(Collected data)
——

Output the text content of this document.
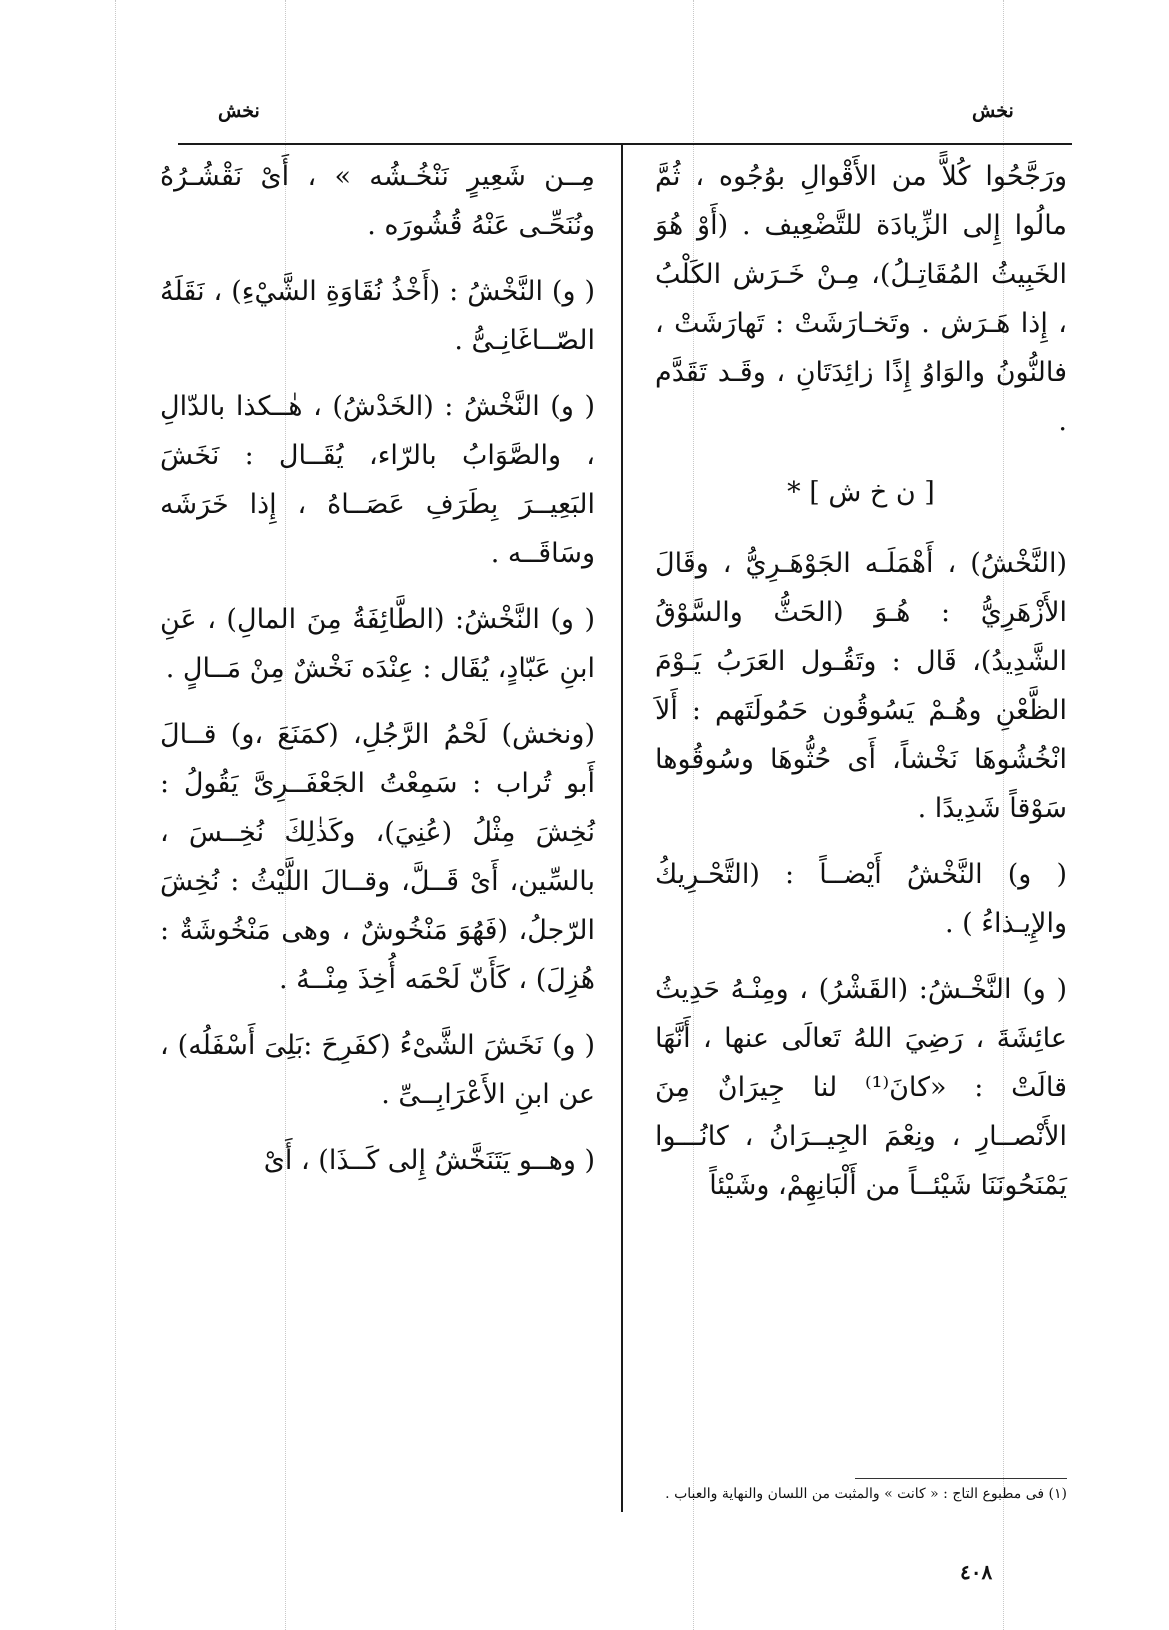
نخش	نخش

ورَجَّحُوا كُلاًّ من الأَقْوالِ بوُجُوه ، ثُمَّ مالُوا إِلى الزِّيادَة للتَّضْعِيف . (أَوْ هُوَ الخَبِيثُ المُقَاتِـلُ)، مِـنْ خَـرَش الكَلْبُ ، إِذا هَـرَش . وتَخـارَشَتْ : تَهارَشَتْ ، فالنُّونُ والوَاوُ إِذًا زائِدَتَانِ ، وقَـد تَقَدَّم .

[ ن خ ش ] *

(النَّخْشُ) ، أَهْمَلَـه الجَوْهَـرِيُّ ، وقَالَ الأَزْهَرِيُّ : هُـوَ (الحَثُّ والسَّوْقُ الشَّدِيدُ)، قَال : وتَقُـول العَرَبُ يَـوْمَ الظَّعْنِ وهُـمْ يَسُوقُون حَمُولَتَهم : أَلاَ انْخُشُوهَا نَخْشاً، أَى حُثُّوهَا وسُوقُوها سَوْقاً شَدِيدًا .

( و) النَّخْشُ أَيْضــاً : (التَّحْـرِيكُ والإِيـذاءُ ) .

( و) النَّخْـشُ: (القَشْرُ) ، ومِنْـهُ حَدِيثُ عائِشَةَ ، رَضِيَ اللهُ تَعالَى عنها ، أَنَّهَا قالَتْ : «كانَ⁽¹⁾ لنا جِيرَانٌ مِنَ الأَنْصــارِ ، ونِعْمَ الجِيــرَانُ ، كانُـــوا يَمْنَحُونَنَا شَيْئــاً من أَلْبَانِهِمْ، وشَيْئاً

مِــن شَعِيرٍ نَنْخُـشُه » ، أَىْ نَقْشُـرُهُ ونُنَحِّـى عَنْهُ قُشُورَه .

( و) النَّخْشُ : (أَخْذُ نُقَاوَةِ الشَّيْءِ) ، نَقَلَهُ الصّــاغَانِـىُّ .

( و) النَّخْشُ : (الخَدْشُ) ، هٰــكذا بالدّالِ ، والصَّوَابُ بالرّاء، يُقَــال : نَخَشَ البَعِيــرَ بِطَرَفِ عَصَــاهُ ، إِذا خَرَشَه وسَاقَــه .

( و) النَّخْشُ: (الطَّائِفَةُ مِنَ المالِ) ، عَنِ ابنِ عَبّادٍ، يُقَال : عِنْدَه نَخْشٌ مِنْ مَــالٍ .

(ونخش) لَحْمُ الرَّجُلِ، (كمَنَعَ ،و) قــالَ أَبو تُراب : سَمِعْتُ الجَعْفَــرِىَّ يَقُولُ : نُخِشَ مِثْلُ (عُنِيَ)، وكَذٰلِكَ نُخِــسَ ، بالسِّين، أَىْ قَــلَّ، وقــالَ اللَّيْثُ : نُخِشَ الرّجلُ، (فَهُوَ مَنْخُوشٌ ، وهى مَنْخُوشَةٌ : هُزِلَ) ، كَأَنّ لَحْمَه أُخِذَ مِنْــهُ .

( و) نَخَشَ الشَّىْءُ (كفَرِحَ :بَلِىَ أَسْفَلُه) ، عن ابنِ الأَعْرَابِــىِّ .

( وهــو يَتَنَخَّشُ إِلى كَــذَا) ، أَىْ

(١) فى مطبوع التاج : « كانت » والمثبت من اللسان والنهاية والعباب .
٤٠٨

——

*Work instructions:* Skip the pictures and transcribe the rest of the records exactly.

*Output below:*
Output the text content of this document.
نخش	نخش

ورَجَّحُوا كُلاًّ من الأَقْوالِ بوُجُوه ، ثُمَّ مالُوا إِلى الزِّيادَة للتَّضْعِيف . (أَوْ هُوَ الخَبِيثُ المُقَاتِـلُ)، مِـنْ خَـرَش الكَلْبُ ، إِذا هَـرَش . وتَخـارَشَتْ : تَهارَشَتْ ، فالنُّونُ والوَاوُ إِذًا زائِدَتَانِ ، وقَـد تَقَدَّم .

[ ن خ ش ] *

(النَّخْشُ) ، أَهْمَلَـه الجَوْهَـرِيُّ ، وقَالَ الأَزْهَرِيُّ : هُـوَ (الحَثُّ والسَّوْقُ الشَّدِيدُ)، قَال : وتَقُـول العَرَبُ يَـوْمَ الظَّعْنِ وهُـمْ يَسُوقُون حَمُولَتَهم : أَلاَ انْخُشُوهَا نَخْشاً، أَى حُثُّوهَا وسُوقُوها سَوْقاً شَدِيدًا .

( و) النَّخْشُ أَيْضــاً : (التَّحْـرِيكُ والإِيـذاءُ ) .

( و) النَّخْـشُ: (القَشْرُ) ، ومِنْـهُ حَدِيثُ عائِشَةَ ، رَضِيَ اللهُ تَعالَى عنها ، أَنَّهَا قالَتْ : «كانَ⁽¹⁾ لنا جِيرَانٌ مِنَ الأَنْصــارِ ، ونِعْمَ الجِيــرَانُ ، كانُـــوا يَمْنَحُونَنَا شَيْئــاً من أَلْبَانِهِمْ، وشَيْئاً

مِــن شَعِيرٍ نَنْخُـشُه » ، أَىْ نَقْشُـرُهُ ونُنَحِّـى عَنْهُ قُشُورَه .

( و) النَّخْشُ : (أَخْذُ نُقَاوَةِ الشَّيْءِ) ، نَقَلَهُ الصّــاغَانِـىُّ .

( و) النَّخْشُ : (الخَدْشُ) ، هٰــكذا بالدّالِ ، والصَّوَابُ بالرّاء، يُقَــال : نَخَشَ البَعِيــرَ بِطَرَفِ عَصَــاهُ ، إِذا خَرَشَه وسَاقَــه .

( و) النَّخْشُ: (الطَّائِفَةُ مِنَ المالِ) ، عَنِ ابنِ عَبّادٍ، يُقَال : عِنْدَه نَخْشٌ مِنْ مَــالٍ .

(ونخش) لَحْمُ الرَّجُلِ، (كمَنَعَ ،و) قــالَ أَبو تُراب : سَمِعْتُ الجَعْفَــرِىَّ يَقُولُ : نُخِشَ مِثْلُ (عُنِيَ)، وكَذٰلِكَ نُخِــسَ ، بالسِّين، أَىْ قَــلَّ، وقــالَ اللَّيْثُ : نُخِشَ الرّجلُ، (فَهُوَ مَنْخُوشٌ ، وهى مَنْخُوشَةٌ : هُزِلَ) ، كَأَنّ لَحْمَه أُخِذَ مِنْــهُ .

( و) نَخَشَ الشَّىْءُ (كفَرِحَ :بَلِىَ أَسْفَلُه) ، عن ابنِ الأَعْرَابِــىِّ .

( وهــو يَتَنَخَّشُ إِلى كَــذَا) ، أَىْ

(١) فى مطبوع التاج : « كانت » والمثبت من اللسان والنهاية والعباب .
٤٠٨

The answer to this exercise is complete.